_SET PROBLEM_.
Beginning at the line that contains "Read this page and output its text content." and ending at the last line of the entries, write out each line exactly; include nothing outside that span.

------ DATA FOR THIS TASK ------

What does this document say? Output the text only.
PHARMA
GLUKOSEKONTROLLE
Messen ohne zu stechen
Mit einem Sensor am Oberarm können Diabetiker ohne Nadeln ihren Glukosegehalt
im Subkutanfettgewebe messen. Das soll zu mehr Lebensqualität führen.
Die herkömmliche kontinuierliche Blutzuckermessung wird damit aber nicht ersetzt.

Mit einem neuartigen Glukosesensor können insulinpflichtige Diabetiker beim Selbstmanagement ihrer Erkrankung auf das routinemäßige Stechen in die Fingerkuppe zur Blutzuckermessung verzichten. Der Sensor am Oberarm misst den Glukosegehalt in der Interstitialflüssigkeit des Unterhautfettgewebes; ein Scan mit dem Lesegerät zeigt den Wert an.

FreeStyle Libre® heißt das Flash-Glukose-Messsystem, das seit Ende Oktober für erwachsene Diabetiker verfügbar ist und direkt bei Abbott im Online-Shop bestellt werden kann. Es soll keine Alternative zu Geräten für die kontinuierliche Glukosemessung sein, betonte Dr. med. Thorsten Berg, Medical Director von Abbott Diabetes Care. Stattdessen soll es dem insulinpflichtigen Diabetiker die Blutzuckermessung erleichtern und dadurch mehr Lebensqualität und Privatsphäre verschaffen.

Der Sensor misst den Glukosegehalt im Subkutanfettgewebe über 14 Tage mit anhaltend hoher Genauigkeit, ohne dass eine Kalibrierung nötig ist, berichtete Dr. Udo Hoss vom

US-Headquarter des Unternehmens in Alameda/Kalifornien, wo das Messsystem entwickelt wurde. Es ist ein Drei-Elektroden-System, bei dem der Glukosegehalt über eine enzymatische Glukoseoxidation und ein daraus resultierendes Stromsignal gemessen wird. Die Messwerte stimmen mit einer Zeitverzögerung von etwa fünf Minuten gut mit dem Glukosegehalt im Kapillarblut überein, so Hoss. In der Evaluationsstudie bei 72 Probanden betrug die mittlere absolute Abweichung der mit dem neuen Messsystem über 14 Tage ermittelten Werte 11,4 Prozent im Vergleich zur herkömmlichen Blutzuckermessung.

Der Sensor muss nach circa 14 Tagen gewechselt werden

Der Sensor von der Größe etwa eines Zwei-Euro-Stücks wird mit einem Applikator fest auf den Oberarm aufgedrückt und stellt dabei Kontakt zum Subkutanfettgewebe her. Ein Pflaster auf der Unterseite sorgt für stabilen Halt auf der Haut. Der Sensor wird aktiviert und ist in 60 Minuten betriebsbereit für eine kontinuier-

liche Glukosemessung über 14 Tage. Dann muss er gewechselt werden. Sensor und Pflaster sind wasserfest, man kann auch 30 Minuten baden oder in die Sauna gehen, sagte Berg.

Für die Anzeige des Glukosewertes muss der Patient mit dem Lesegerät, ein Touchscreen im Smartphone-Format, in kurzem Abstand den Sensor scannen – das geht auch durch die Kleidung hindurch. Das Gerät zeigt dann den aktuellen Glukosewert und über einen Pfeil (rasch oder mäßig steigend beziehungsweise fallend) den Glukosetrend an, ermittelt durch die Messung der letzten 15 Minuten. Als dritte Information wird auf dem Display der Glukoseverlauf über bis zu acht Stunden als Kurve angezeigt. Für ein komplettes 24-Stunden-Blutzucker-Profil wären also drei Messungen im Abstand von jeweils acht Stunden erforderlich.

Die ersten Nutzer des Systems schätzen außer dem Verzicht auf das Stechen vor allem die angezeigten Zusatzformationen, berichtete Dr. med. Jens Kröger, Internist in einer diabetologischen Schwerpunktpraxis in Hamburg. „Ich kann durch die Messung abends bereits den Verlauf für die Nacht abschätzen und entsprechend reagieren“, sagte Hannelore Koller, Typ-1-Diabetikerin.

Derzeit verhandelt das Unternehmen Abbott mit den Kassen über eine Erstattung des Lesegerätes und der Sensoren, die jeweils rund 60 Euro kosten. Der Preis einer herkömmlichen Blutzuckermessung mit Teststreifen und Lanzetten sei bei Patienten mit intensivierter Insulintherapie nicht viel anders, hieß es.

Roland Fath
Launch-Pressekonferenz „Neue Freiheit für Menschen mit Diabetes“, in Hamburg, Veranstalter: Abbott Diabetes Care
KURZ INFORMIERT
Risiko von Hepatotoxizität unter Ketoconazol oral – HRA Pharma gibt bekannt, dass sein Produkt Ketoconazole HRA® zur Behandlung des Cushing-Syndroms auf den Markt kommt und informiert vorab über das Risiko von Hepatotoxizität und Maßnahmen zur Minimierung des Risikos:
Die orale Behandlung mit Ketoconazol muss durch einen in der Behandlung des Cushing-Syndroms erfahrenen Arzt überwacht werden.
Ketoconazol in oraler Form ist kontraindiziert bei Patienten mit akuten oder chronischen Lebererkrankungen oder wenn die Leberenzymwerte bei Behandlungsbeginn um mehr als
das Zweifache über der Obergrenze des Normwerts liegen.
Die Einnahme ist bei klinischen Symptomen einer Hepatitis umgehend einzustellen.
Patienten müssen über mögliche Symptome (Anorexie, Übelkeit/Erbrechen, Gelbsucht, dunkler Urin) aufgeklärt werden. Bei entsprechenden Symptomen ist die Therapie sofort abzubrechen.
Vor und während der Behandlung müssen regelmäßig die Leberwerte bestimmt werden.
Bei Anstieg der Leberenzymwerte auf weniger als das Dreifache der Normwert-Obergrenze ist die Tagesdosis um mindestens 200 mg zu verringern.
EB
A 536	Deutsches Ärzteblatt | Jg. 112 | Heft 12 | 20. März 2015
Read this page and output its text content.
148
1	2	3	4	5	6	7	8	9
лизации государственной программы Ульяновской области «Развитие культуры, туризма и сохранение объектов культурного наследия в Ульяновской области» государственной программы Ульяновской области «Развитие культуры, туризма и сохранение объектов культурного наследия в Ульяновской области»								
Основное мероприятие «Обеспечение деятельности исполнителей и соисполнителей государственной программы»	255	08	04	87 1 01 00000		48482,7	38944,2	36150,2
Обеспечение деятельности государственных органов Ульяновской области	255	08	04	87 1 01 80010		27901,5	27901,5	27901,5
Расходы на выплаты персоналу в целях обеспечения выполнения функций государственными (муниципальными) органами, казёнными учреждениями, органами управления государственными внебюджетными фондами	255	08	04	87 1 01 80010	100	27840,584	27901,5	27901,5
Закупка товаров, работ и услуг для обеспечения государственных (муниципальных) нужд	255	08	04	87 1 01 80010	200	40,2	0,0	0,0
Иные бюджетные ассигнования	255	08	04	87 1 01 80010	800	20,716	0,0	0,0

------

_CORRECT OUTPUT_.
Read this page and output its text content.
148
1	2	3	4	5	6	7	8	9
лизации государственной программы Ульяновской области «Развитие культуры, туризма и сохранение объектов культурного наследия в Ульяновской области» государственной программы Ульяновской области «Развитие культуры, туризма и сохранение объектов культурного наследия в Ульяновской области»								
Основное мероприятие «Обеспечение деятельности исполнителей и соисполнителей государственной программы»	255	08	04	87 1 01 00000		48482,7	38944,2	36150,2
Обеспечение деятельности государственных органов Ульяновской области	255	08	04	87 1 01 80010		27901,5	27901,5	27901,5
Расходы на выплаты персоналу в целях обеспечения выполнения функций государственными (муниципальными) органами, казёнными учреждениями, органами управления государственными внебюджетными фондами	255	08	04	87 1 01 80010	100	27840,584	27901,5	27901,5
Закупка товаров, работ и услуг для обеспечения государственных (муниципальных) нужд	255	08	04	87 1 01 80010	200	40,2	0,0	0,0
Иные бюджетные ассигнования	255	08	04	87 1 01 80010	800	20,716	0,0	0,0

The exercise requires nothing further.